**WORK TO BE COMPLETED**
Go through the listing below and list every line with "Dokumente".

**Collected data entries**
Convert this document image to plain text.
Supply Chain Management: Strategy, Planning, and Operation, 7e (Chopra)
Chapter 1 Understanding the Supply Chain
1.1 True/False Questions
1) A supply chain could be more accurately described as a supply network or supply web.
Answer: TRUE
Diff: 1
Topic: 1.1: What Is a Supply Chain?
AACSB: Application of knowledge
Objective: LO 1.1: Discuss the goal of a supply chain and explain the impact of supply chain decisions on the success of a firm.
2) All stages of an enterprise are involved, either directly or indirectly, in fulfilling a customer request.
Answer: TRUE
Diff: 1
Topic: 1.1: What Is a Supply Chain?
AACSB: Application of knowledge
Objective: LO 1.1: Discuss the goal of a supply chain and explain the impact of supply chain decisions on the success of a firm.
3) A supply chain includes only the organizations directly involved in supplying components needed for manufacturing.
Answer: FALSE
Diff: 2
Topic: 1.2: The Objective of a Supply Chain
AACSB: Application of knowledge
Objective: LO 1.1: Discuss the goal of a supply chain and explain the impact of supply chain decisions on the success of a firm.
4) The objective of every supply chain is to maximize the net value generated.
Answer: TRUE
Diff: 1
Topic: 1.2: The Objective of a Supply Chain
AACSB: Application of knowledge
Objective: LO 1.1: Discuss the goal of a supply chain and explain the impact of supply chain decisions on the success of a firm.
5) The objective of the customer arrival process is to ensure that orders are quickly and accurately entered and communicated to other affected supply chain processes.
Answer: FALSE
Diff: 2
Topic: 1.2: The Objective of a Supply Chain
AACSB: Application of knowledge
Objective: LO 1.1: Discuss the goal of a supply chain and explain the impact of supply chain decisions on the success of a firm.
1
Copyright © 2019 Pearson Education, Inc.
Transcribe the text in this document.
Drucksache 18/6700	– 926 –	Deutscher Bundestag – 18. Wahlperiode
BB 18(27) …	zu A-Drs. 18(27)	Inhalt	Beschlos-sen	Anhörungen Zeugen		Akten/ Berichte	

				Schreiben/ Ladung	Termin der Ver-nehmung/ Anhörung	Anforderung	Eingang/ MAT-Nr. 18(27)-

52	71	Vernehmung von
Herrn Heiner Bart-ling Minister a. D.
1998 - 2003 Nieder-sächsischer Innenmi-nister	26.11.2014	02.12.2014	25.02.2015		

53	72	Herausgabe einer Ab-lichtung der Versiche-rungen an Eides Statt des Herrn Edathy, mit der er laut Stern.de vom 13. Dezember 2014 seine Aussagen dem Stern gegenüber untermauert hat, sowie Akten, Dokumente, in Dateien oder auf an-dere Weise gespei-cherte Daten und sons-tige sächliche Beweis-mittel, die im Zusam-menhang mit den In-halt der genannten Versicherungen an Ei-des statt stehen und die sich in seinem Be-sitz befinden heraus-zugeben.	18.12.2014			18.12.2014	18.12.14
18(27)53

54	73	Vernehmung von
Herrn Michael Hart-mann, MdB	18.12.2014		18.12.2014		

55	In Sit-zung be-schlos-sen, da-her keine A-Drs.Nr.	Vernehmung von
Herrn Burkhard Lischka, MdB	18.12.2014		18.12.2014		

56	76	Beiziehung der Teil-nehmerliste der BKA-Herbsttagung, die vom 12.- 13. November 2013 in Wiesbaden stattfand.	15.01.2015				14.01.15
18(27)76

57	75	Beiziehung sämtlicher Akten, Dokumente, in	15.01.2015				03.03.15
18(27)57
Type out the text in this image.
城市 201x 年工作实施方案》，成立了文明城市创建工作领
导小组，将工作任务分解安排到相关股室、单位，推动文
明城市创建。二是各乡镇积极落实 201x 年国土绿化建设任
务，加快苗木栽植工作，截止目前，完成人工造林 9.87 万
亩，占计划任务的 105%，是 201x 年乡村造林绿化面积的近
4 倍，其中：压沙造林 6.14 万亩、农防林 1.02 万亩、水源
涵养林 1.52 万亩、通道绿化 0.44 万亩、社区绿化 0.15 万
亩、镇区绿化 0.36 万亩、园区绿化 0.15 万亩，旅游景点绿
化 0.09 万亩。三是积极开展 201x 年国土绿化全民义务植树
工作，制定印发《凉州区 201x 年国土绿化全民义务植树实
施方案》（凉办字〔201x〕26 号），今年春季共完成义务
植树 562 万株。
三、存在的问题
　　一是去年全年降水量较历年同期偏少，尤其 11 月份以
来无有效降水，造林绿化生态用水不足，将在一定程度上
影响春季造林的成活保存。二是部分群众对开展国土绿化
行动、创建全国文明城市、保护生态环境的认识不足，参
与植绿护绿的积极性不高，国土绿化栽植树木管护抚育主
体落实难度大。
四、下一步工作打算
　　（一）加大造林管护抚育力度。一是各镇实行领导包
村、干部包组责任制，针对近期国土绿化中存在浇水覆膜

**ANSWER TO THIS TASK**
53	72	Herausgabe einer Ab-lichtung der Versiche-rungen an Eides Statt des Herrn Edathy, mit der er laut Stern.de vom 13. Dezember 2014 seine Aussagen dem Stern gegenüber untermauert hat, sowie Akten, Dokumente, in Dateien oder auf an-dere Weise gespei-cherte Daten und sons-tige sächliche Beweis-mittel, die im Zusam-menhang mit den In-halt der genannten Versicherungen an Ei-des statt stehen und die sich in seinem Be-sitz befinden heraus-zugeben.	18.12.2014			18.12.2014	18.12.14
57	75	Beiziehung sämtlicher Akten, Dokumente, in	15.01.2015				03.03.15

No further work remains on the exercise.